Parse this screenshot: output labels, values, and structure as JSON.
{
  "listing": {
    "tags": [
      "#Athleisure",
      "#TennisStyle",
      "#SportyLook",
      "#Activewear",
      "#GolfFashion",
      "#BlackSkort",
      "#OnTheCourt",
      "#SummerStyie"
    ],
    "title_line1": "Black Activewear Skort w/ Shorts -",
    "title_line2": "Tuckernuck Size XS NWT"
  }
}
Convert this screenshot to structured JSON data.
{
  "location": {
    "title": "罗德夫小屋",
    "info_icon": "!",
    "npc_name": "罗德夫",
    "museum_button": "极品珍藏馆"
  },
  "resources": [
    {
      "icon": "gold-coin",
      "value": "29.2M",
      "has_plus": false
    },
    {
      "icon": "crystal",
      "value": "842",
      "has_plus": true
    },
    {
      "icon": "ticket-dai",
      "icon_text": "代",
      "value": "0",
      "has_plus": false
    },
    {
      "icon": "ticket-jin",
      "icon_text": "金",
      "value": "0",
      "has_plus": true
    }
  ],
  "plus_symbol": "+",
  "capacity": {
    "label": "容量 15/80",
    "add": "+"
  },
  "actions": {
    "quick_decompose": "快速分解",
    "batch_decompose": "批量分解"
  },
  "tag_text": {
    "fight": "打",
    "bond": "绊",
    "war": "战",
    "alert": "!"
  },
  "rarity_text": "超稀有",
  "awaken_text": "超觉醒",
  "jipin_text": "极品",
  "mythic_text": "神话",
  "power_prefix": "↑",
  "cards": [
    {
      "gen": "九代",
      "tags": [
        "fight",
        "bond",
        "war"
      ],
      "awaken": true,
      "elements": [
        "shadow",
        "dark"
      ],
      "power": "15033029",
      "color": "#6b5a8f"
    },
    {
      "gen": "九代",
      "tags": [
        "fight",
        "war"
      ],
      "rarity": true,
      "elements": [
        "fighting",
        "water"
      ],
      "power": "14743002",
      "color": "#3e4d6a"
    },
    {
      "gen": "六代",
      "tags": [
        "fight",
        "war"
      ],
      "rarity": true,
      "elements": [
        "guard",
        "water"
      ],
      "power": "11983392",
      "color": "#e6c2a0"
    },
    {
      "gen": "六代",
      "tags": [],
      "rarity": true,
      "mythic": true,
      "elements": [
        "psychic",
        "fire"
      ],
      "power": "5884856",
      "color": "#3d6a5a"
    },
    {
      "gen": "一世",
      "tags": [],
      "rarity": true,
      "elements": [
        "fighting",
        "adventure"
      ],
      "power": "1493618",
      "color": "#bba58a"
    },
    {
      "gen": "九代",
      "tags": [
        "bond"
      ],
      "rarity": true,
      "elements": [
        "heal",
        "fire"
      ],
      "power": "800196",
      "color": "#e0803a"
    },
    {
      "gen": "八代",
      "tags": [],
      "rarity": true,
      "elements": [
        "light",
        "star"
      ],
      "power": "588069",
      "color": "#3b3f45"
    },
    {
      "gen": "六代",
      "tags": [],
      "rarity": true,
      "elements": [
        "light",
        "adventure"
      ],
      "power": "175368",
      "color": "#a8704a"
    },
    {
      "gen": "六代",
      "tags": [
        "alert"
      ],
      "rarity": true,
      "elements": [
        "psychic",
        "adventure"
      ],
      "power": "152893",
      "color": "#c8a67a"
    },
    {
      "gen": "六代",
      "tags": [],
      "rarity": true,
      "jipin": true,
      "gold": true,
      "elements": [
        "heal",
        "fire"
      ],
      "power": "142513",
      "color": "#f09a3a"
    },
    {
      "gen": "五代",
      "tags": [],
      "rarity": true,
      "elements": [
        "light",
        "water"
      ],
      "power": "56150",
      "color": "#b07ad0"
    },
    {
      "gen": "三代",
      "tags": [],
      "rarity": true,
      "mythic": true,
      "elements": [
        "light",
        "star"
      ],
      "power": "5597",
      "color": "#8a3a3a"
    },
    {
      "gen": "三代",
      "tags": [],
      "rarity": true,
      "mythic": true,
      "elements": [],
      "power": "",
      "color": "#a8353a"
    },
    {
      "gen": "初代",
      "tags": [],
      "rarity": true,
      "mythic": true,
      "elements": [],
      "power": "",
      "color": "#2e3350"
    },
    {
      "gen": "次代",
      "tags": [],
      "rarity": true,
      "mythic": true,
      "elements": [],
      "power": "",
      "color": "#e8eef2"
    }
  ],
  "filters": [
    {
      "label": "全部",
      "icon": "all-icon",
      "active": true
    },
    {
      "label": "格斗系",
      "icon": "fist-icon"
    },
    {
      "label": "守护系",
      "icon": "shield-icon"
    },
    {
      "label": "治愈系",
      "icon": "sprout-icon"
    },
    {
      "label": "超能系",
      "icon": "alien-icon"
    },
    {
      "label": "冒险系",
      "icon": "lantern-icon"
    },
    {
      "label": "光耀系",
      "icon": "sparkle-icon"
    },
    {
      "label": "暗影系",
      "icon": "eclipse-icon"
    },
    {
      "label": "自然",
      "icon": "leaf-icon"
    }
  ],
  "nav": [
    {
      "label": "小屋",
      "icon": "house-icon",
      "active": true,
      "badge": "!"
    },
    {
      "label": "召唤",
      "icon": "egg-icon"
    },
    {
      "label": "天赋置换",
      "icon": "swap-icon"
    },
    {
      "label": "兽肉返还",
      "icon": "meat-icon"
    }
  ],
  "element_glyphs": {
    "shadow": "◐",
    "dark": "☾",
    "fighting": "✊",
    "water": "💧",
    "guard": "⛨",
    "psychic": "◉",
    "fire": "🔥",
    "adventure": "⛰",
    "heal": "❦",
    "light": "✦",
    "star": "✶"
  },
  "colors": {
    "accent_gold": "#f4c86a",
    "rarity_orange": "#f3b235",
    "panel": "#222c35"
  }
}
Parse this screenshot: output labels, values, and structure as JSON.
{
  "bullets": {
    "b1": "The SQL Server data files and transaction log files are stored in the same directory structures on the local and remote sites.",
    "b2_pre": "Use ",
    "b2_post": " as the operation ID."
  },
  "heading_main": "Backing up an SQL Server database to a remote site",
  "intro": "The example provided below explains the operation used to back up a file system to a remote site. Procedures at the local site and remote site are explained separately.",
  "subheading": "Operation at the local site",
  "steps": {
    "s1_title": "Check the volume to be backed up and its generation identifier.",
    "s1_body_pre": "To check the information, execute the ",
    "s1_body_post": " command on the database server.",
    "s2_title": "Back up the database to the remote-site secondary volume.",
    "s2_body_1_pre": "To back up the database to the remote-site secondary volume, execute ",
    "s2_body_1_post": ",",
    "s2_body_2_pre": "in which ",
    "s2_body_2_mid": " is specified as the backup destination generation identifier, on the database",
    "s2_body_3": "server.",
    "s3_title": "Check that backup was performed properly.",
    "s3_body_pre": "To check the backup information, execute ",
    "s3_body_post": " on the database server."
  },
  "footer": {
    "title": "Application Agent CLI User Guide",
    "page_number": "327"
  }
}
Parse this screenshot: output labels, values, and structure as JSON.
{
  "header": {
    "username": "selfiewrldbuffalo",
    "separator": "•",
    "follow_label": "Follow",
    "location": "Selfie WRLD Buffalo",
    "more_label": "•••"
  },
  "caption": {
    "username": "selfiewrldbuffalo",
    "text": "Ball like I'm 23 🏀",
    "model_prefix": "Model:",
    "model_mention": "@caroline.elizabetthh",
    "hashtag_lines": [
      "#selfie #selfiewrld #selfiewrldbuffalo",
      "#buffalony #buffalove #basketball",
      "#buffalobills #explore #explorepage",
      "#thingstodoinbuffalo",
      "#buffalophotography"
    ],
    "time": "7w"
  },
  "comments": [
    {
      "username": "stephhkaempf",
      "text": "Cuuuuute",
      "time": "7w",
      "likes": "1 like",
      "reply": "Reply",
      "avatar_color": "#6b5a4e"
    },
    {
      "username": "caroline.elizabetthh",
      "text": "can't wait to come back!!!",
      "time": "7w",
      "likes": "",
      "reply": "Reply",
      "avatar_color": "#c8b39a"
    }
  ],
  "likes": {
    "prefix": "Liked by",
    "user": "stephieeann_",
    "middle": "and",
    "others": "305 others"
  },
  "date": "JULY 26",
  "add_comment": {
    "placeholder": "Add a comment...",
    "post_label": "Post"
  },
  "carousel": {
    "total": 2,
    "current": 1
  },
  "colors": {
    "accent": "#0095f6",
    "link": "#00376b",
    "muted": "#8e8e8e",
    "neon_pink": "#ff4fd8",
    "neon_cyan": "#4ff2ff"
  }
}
★ ★ ★
* **Task instructions**
Set out every line from the material that contains the string "database".

* **Answer to the exercise**
  "heading_main": "Backing up an SQL Server database to a remote site",
    "s1_body_post": " command on the database server.",
    "s2_title": "Back up the database to the remote-site secondary volume.",
    "s2_body_1_pre": "To back up the database to the remote-site secondary volume, execute ",
    "s2_body_2_mid": " is specified as the backup destination generation identifier, on the database",
    "s3_body_post": " on the database server."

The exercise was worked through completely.